_DESCRIPTION OF THE TASK:_ Check every line below for the string "JSON", and copy the lines that contain it.

____ DATA FOR PROCESSING

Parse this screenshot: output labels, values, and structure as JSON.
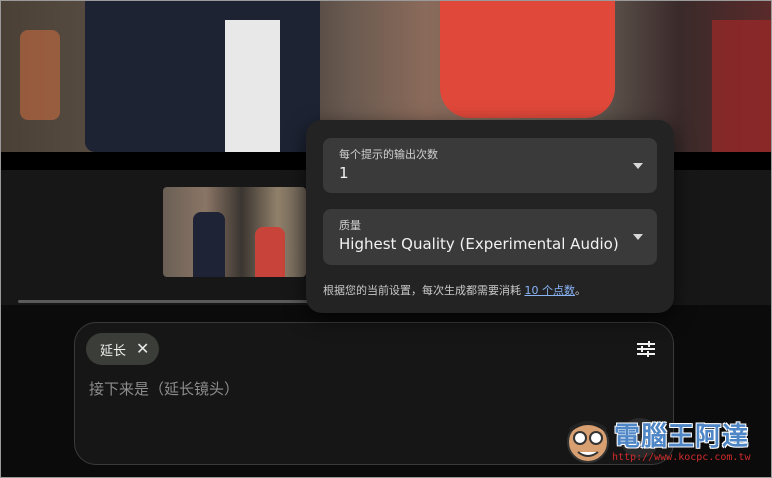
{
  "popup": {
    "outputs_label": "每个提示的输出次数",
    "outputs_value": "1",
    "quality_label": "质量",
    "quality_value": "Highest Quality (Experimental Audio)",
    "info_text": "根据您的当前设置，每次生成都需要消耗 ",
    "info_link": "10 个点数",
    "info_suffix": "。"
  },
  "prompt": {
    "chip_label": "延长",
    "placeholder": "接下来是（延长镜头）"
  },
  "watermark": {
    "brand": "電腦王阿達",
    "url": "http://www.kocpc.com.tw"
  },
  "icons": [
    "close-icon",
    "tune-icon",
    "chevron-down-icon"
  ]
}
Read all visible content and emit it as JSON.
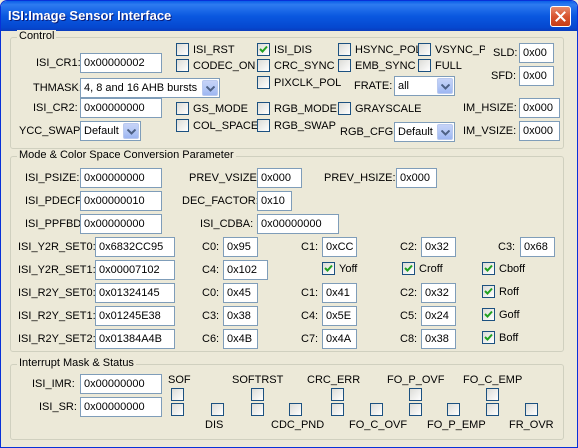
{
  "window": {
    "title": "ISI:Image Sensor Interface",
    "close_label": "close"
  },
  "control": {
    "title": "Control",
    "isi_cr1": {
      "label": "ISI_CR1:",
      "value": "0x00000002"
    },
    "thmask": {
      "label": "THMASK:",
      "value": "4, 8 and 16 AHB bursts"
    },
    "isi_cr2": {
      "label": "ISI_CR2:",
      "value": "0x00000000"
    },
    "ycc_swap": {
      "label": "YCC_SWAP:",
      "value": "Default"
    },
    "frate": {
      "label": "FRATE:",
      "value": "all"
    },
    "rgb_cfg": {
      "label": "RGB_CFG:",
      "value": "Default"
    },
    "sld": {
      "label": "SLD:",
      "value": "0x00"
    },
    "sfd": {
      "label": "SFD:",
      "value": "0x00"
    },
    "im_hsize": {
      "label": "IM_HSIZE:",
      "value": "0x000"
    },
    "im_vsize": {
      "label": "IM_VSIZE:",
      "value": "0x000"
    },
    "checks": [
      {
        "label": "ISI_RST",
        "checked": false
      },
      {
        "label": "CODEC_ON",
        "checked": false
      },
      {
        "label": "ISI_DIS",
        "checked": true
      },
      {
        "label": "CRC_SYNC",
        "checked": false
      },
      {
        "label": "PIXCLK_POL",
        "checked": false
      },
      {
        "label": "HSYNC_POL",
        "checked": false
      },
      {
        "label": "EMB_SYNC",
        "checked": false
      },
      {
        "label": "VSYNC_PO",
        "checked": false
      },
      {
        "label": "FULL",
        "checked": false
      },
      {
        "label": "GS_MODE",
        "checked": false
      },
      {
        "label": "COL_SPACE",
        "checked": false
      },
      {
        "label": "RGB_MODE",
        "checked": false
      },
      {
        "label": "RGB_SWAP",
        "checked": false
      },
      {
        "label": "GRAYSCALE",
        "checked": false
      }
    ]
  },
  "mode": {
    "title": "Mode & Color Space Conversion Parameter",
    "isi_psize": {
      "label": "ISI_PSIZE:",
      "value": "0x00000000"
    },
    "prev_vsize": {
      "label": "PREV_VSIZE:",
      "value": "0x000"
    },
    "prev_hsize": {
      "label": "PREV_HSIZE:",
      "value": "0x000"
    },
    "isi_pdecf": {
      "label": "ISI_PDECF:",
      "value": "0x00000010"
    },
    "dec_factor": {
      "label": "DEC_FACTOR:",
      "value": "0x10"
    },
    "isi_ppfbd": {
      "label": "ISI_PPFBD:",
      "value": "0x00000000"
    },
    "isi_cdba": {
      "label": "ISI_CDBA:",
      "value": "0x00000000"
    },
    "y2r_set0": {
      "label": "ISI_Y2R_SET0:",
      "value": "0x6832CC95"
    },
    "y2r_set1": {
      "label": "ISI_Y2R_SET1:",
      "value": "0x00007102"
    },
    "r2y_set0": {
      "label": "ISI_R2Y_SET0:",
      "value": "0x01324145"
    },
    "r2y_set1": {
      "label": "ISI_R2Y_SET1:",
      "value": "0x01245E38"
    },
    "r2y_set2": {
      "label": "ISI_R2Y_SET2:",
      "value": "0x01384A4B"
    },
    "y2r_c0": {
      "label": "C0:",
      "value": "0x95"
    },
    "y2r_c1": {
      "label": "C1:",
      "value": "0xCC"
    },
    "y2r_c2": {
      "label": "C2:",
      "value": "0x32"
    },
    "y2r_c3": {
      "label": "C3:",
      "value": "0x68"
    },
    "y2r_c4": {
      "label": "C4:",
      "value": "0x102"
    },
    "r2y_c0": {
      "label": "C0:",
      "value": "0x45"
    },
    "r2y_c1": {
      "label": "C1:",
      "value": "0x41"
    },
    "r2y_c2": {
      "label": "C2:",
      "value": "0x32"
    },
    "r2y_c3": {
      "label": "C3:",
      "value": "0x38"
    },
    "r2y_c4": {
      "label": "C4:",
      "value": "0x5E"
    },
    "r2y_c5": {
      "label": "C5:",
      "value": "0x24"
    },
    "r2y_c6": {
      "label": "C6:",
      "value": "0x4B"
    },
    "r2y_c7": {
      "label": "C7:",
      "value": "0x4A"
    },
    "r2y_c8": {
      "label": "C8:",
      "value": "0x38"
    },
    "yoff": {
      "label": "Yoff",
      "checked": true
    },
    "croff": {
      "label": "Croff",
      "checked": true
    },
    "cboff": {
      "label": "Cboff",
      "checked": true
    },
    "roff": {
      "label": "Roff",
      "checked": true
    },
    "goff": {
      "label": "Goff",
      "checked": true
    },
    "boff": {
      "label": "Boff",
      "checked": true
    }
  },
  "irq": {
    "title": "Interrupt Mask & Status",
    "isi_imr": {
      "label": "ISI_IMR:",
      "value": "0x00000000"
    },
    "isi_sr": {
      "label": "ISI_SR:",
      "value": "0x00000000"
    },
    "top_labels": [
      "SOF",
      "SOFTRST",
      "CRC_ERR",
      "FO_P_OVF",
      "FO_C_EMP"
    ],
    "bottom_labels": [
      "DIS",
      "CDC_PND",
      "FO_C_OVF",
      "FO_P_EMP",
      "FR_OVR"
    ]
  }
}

________

_OUTPUT OF THE TASK:_
Parse this screenshot: output labels, values, and structure as JSON.
Read all visible content and emit it as JSON.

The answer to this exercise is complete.